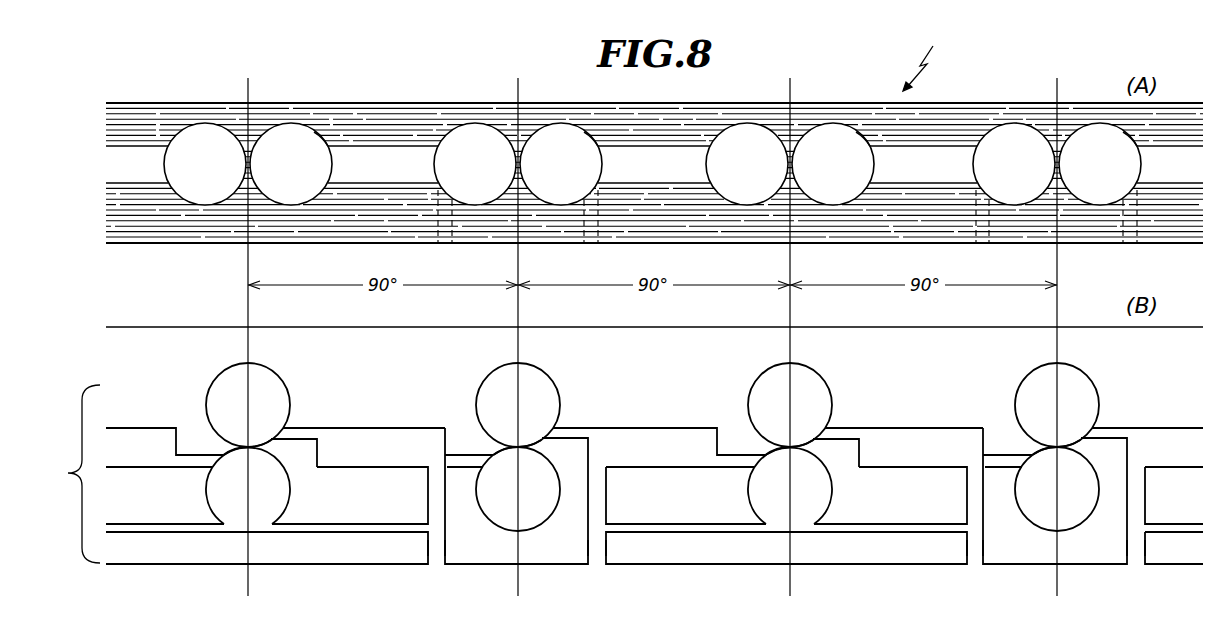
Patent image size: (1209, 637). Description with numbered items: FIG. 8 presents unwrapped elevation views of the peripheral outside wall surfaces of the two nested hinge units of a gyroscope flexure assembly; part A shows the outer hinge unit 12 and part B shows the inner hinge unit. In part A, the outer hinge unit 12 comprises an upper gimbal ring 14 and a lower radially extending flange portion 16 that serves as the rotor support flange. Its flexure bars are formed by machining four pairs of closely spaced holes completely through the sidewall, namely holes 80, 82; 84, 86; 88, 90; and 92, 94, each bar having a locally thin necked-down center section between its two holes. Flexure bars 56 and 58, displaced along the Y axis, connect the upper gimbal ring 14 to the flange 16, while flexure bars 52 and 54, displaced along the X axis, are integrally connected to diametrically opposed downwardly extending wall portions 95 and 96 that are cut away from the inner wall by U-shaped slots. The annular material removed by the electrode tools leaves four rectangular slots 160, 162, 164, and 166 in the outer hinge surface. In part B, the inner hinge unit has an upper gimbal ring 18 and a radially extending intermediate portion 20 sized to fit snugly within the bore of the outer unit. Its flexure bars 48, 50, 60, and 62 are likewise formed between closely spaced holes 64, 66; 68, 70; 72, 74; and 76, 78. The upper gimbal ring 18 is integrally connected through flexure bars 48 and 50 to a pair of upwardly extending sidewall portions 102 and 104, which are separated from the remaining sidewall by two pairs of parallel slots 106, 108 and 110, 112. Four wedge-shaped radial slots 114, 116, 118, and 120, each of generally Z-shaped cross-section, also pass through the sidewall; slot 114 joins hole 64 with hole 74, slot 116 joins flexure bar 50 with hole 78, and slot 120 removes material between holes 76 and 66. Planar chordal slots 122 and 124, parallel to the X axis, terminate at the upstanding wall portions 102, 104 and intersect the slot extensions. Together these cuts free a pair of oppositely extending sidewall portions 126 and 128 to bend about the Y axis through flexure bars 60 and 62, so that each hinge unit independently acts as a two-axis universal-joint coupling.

The outer hinge unit 12 is at (932, 59).
The upper gimbal ring 14 is at (427, 105).
The lower radially extending flange portion 16 is at (360, 227).
The upper gimbal ring 18 is at (678, 361).
The intermediate portion 20 is at (67, 474).
The flexure bar 48 is at (516, 445).
The flexure bar 50 is at (1054, 446).
The flexure bar 52 is at (522, 166).
The flexure bar 54 is at (1063, 165).
The flexure bar 56 is at (794, 166).
The flexure bar 58 is at (252, 164).
The flexure bar 60 is at (788, 445).
The flexure bar 62 is at (246, 444).
The hole 64 is at (560, 392).
The hole 66 is at (548, 517).
The hole 68 is at (1092, 393).
The hole 70 is at (1078, 527).
The hole 72 is at (822, 390).
The hole 74 is at (818, 517).
The hole 76 is at (285, 387).
The hole 78 is at (284, 518).
The hole 80 is at (490, 199).
The hole 82 is at (596, 141).
The hole 84 is at (1030, 201).
The hole 86 is at (1127, 141).
The hole 88 is at (768, 193).
The hole 90 is at (858, 134).
The hole 92 is at (321, 140).
The hole 94 is at (212, 198).
The downwardly extending wall portion 95 is at (540, 233).
The downwardly extending wall portion 96 is at (1074, 233).
The upwardly extending sidewall portion 102 is at (459, 549).
The upwardly extending sidewall portion 104 is at (996, 559).
The slot 106 is at (436, 561).
The slot 108 is at (598, 561).
The slot 110 is at (973, 561).
The slot 112 is at (1131, 561).
The wedge-shaped radial slot 114 is at (636, 459).
The wedge-shaped radial slot 116 is at (894, 456).
The wedge-shaped radial slot 118 is at (1154, 456).
The wedge-shaped radial slot 120 is at (363, 454).
The planar chordal slot 122 is at (702, 538).
The planar chordal slot 124 is at (337, 536).
The sidewall portion 126 is at (891, 514).
The sidewall portion 128 is at (346, 511).
The rectangular slot 160 is at (366, 176).
The rectangular slot 162 is at (641, 168).
The rectangular slot 164 is at (911, 176).
The rectangular slot 166 is at (1164, 171).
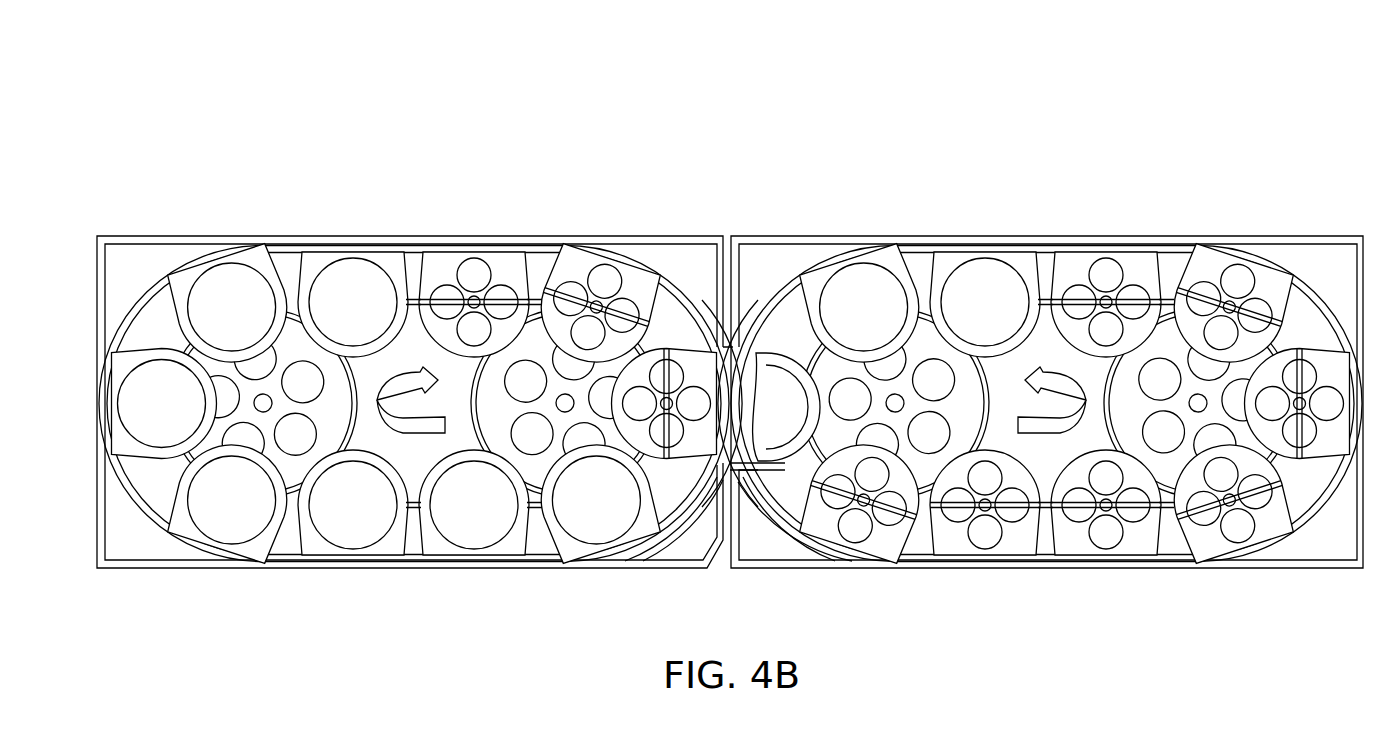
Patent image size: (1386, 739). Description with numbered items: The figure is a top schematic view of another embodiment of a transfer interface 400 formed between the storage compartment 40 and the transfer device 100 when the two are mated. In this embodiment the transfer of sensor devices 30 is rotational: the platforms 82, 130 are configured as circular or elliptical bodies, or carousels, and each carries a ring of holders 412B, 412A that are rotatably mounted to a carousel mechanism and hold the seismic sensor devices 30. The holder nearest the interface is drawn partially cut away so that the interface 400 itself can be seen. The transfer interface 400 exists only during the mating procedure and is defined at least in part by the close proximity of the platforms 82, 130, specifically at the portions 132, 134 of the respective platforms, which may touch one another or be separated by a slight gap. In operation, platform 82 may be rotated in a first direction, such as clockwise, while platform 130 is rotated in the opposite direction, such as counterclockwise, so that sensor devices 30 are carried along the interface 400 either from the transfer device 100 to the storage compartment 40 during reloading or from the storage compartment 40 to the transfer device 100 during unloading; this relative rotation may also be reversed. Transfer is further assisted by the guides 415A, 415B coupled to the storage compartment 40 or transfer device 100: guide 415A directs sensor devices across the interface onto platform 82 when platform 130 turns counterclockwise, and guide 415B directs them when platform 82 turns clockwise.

The storage compartment 40 is at (370, 148).
The transfer device 100 is at (1090, 136).
The platform 82 is at (286, 262).
The platform 130 is at (1177, 262).
The sensor device 30 is at (218, 325).
The holder 412B is at (442, 267).
The holder 412A is at (898, 263).
The transfer interface 400 is at (733, 344).
The portion of platform 132 is at (716, 365).
The portion of platform 134 is at (741, 414).
The guide 415B is at (695, 523).
The guide 415A is at (836, 557).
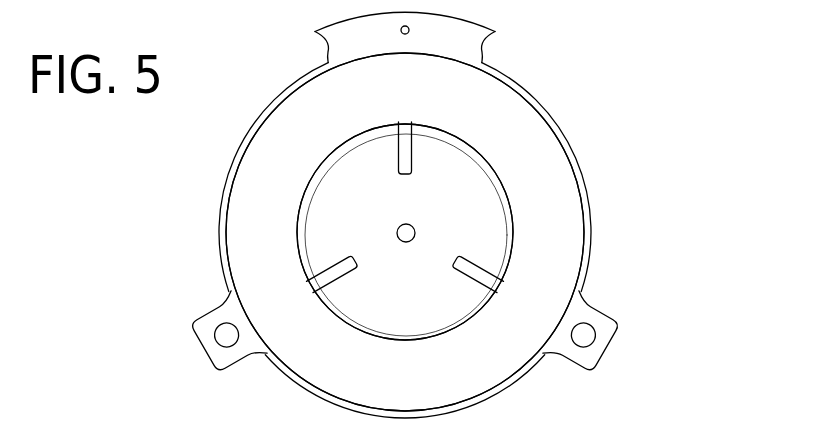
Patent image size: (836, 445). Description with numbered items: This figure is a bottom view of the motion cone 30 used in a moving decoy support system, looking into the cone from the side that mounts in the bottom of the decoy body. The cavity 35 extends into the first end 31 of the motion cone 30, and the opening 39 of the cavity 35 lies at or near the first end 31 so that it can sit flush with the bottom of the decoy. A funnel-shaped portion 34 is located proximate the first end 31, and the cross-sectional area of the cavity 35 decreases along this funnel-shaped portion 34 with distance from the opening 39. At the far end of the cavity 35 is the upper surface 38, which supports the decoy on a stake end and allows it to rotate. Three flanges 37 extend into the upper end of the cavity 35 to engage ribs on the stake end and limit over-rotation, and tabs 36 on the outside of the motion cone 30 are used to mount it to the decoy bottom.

The motion cone 30 is at (673, 66).
The first end 31 is at (585, 168).
The funnel-shaped portion 34 is at (568, 217).
The cavity 35 is at (470, 367).
The tabs 36 is at (314, 33).
The flanges 37 is at (413, 150).
The upper surface 38 is at (372, 214).
The opening 39 is at (222, 225).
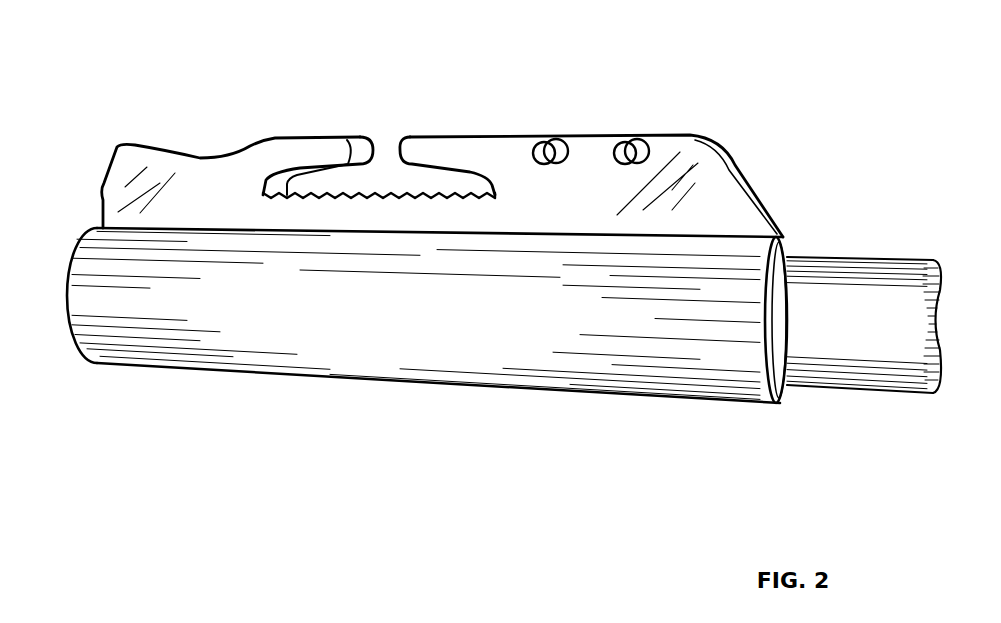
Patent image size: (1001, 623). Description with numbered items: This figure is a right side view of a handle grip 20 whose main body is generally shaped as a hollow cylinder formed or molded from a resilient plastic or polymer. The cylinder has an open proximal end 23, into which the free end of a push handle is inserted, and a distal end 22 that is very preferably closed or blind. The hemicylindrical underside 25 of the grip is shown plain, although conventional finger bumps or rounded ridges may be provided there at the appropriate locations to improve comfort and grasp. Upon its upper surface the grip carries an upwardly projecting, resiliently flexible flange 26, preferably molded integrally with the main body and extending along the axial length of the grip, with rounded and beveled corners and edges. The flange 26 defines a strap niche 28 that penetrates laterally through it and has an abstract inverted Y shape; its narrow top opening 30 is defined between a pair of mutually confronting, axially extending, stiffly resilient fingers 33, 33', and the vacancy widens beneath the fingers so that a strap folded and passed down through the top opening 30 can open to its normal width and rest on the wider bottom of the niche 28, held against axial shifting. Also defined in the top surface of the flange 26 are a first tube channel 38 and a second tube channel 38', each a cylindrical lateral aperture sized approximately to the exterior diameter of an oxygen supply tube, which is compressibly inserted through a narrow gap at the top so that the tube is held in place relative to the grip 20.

The handle grip 20 is at (482, 243).
The distal end 22 is at (68, 328).
The open proximal end 23 is at (790, 393).
The hemicylindrical underside 25 is at (560, 393).
The flange 26 is at (747, 158).
The strap niche 28 is at (383, 177).
The top opening 30 is at (383, 150).
The finger 33 is at (318, 146).
The finger 33' is at (457, 145).
The tube channel 38 is at (565, 117).
The tube channel 38' is at (648, 117).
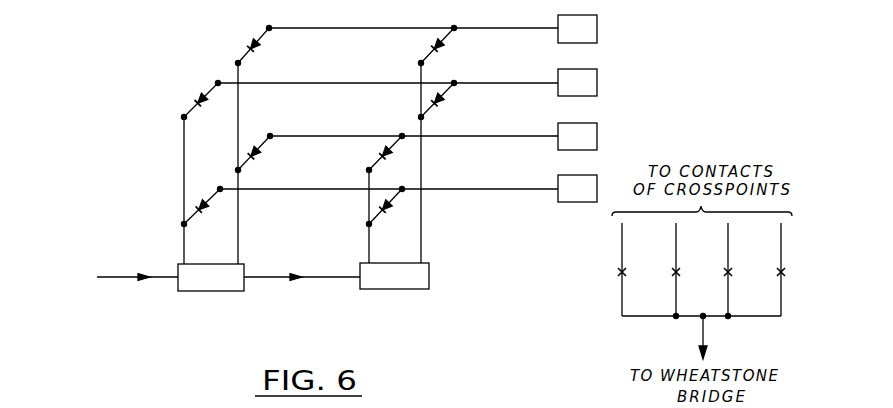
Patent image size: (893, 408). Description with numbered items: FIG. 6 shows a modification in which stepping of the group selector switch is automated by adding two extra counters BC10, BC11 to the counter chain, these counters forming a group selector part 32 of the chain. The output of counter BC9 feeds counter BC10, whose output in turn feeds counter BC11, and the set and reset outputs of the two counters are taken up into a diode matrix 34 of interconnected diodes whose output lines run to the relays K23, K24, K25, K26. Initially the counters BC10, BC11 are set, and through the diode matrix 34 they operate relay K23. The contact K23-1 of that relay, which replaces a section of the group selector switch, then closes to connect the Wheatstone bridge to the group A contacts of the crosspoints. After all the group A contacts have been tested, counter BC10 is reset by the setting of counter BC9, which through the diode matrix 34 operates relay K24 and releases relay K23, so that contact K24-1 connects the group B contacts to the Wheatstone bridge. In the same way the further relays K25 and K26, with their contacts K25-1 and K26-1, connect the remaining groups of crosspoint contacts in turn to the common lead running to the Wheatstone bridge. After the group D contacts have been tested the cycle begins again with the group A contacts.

The diode matrix 34 is at (334, 64).
The group selector part 32 is at (284, 294).
The relay K23 is at (577, 29).
The relay K24 is at (577, 82).
The relay K25 is at (577, 136).
The relay K26 is at (577, 188).
The counter BC10 is at (210, 268).
The counter BC11 is at (393, 266).
The counter BC9 is at (110, 271).
The contact K23-1 is at (600, 269).
The contact K24-1 is at (657, 269).
The contact K25-1 is at (709, 269).
The contact K26-1 is at (761, 269).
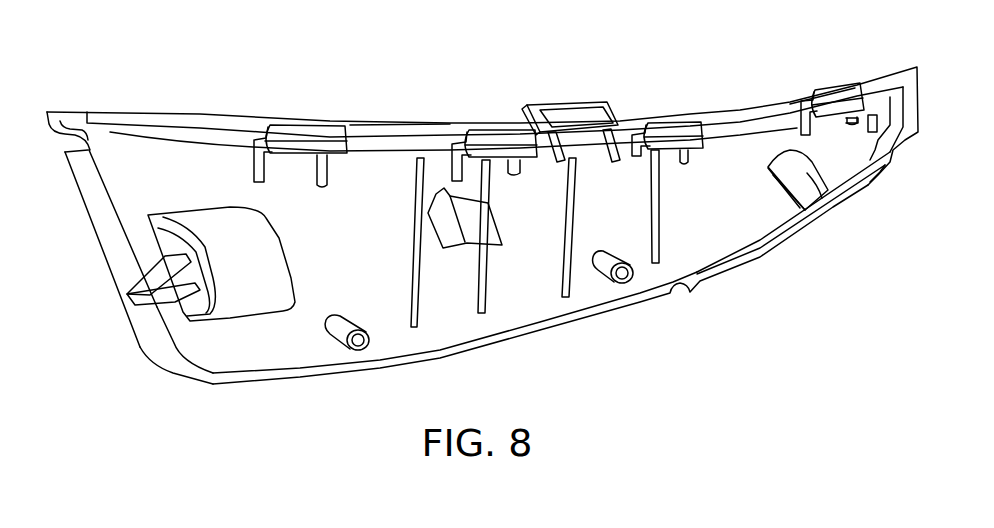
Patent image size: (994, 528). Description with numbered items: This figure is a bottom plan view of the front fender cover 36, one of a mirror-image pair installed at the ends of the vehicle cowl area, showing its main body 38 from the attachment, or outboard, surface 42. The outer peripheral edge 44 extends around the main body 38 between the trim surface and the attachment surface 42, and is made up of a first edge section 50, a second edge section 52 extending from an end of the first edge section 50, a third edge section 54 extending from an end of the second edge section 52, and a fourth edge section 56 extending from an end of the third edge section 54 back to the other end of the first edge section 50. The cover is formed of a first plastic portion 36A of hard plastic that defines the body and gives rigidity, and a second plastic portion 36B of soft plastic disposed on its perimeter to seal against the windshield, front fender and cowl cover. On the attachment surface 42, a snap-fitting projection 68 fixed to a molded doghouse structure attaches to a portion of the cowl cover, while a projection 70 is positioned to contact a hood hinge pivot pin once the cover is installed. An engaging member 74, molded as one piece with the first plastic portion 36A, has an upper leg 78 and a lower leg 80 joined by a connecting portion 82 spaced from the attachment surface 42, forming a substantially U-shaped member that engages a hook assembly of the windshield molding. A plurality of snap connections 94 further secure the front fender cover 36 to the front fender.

The front fender cover 36 is at (135, 100).
The first plastic portion 36A is at (147, 172).
The second plastic portion 36B is at (150, 362).
The main body 38 is at (728, 108).
The attachment surface 42 is at (710, 222).
The outer peripheral edge 44 is at (393, 122).
The first edge section 50 is at (782, 100).
The second edge section 52 is at (204, 113).
The third edge section 54 is at (278, 387).
The fourth edge section 56 is at (869, 175).
The snap-fitting projection 68 is at (132, 283).
The projection 70 is at (497, 220).
The engaging member 74 is at (783, 208).
The upper leg 78 is at (785, 162).
The lower leg 80 is at (797, 203).
The connecting portion 82 is at (807, 175).
The snap connections 94 is at (310, 130).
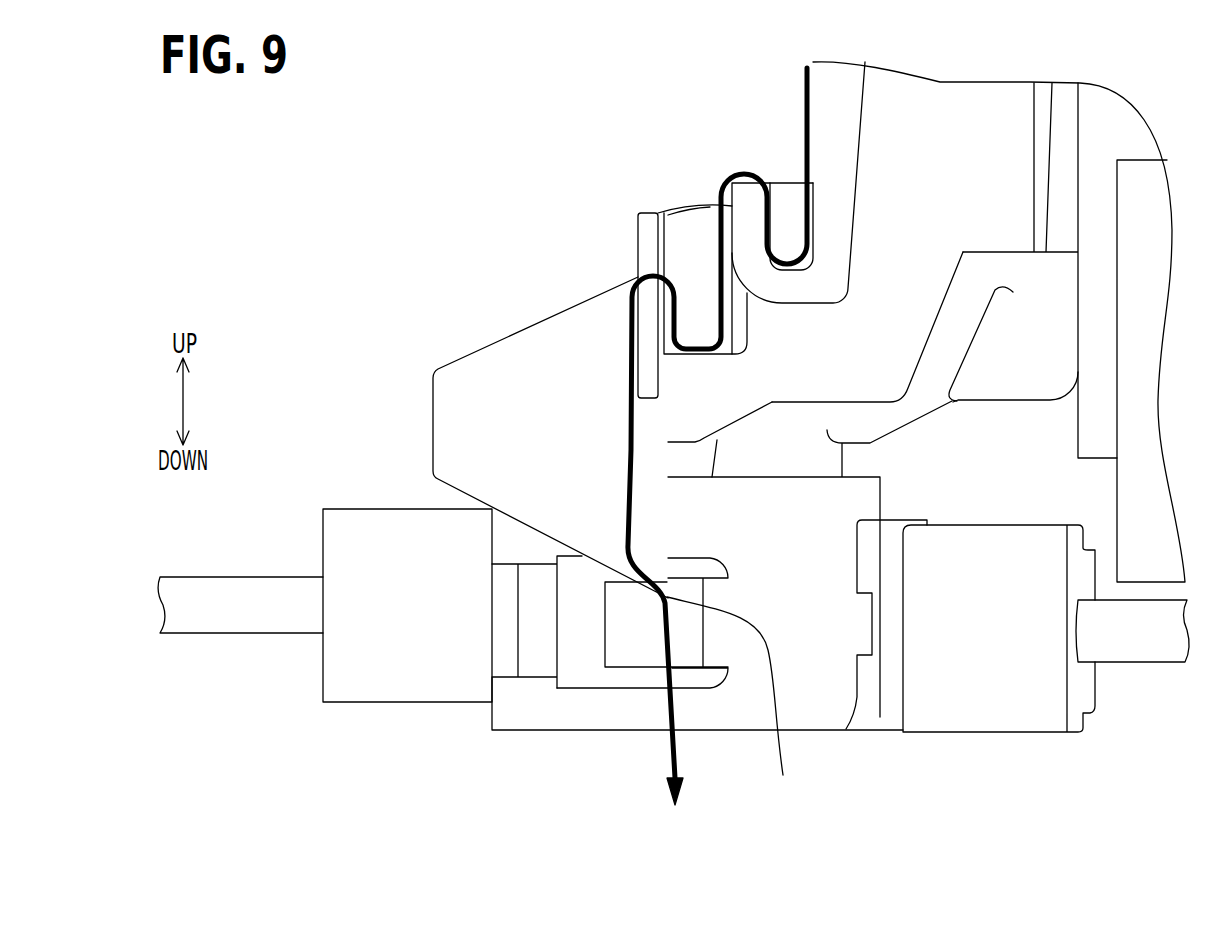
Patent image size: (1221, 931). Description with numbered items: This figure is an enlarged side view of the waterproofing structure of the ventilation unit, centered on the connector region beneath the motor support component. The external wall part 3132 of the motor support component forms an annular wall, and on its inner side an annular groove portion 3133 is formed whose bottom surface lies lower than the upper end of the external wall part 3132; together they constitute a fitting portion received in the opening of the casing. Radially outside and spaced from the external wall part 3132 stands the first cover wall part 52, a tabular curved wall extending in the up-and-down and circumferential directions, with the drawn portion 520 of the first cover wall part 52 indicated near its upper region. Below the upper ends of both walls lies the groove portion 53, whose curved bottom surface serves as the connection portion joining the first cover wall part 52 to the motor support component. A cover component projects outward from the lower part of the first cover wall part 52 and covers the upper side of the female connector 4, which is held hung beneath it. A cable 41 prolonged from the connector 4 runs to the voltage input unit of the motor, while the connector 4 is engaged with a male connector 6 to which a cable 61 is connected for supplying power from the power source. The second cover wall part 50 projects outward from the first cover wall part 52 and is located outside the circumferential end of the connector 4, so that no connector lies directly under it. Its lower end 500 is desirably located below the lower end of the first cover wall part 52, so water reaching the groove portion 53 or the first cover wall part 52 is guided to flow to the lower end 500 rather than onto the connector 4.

The connector 4 is at (565, 720).
The male connector 6 is at (383, 703).
The cable 61 is at (220, 628).
The cable 41 is at (1128, 652).
The second cover wall part 50 is at (522, 333).
The first cover wall part 52 is at (650, 212).
The tip of holding portion 520 is at (648, 240).
The groove portion 53 is at (717, 323).
The lower end of the second cover wall part 500 is at (738, 703).
The external wall part 3132 is at (745, 170).
The annular groove portion 3133 is at (788, 267).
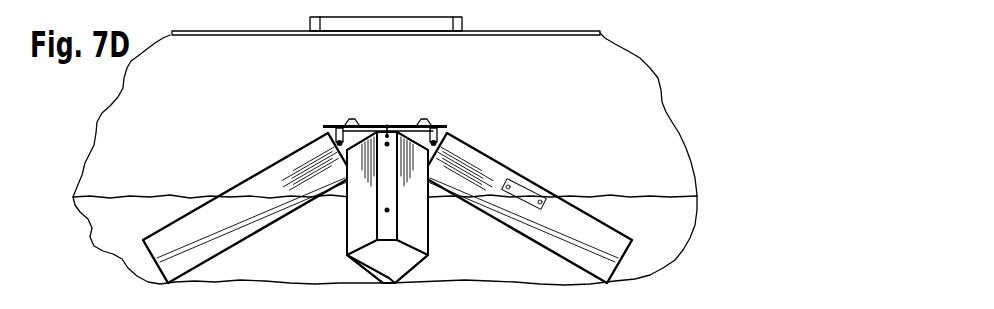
==*==
**What you should do:** Reproduce, unchanged, the lines of the listing starting at the line that contains "Patent image size: (836, 445)." and ending at the line that contains "The opening 39 is at (222, 225).", with both of those lines included.

**Exercise result:**
Patent image size: (836, 445). Description with numbered items: This figure is a bottom view of the motion cone 30 used in a moving decoy support system, looking into the cone from the side that mounts in the bottom of the decoy body. The cavity 35 extends into the first end 31 of the motion cone 30, and the opening 39 of the cavity 35 lies at or near the first end 31 so that it can sit flush with the bottom of the decoy. A funnel-shaped portion 34 is located proximate the first end 31, and the cross-sectional area of the cavity 35 decreases along this funnel-shaped portion 34 with distance from the opening 39. At the far end of the cavity 35 is the upper surface 38, which supports the decoy on a stake end and allows it to rotate. Three flanges 37 extend into the upper end of the cavity 35 to engage ribs on the stake end and limit over-rotation, and tabs 36 on the outside of the motion cone 30 are used to mount it to the decoy bottom.

The motion cone 30 is at (673, 66).
The first end 31 is at (585, 168).
The funnel-shaped portion 34 is at (568, 217).
The cavity 35 is at (470, 367).
The tabs 36 is at (314, 33).
The flanges 37 is at (413, 150).
The upper surface 38 is at (372, 214).
The opening 39 is at (222, 225).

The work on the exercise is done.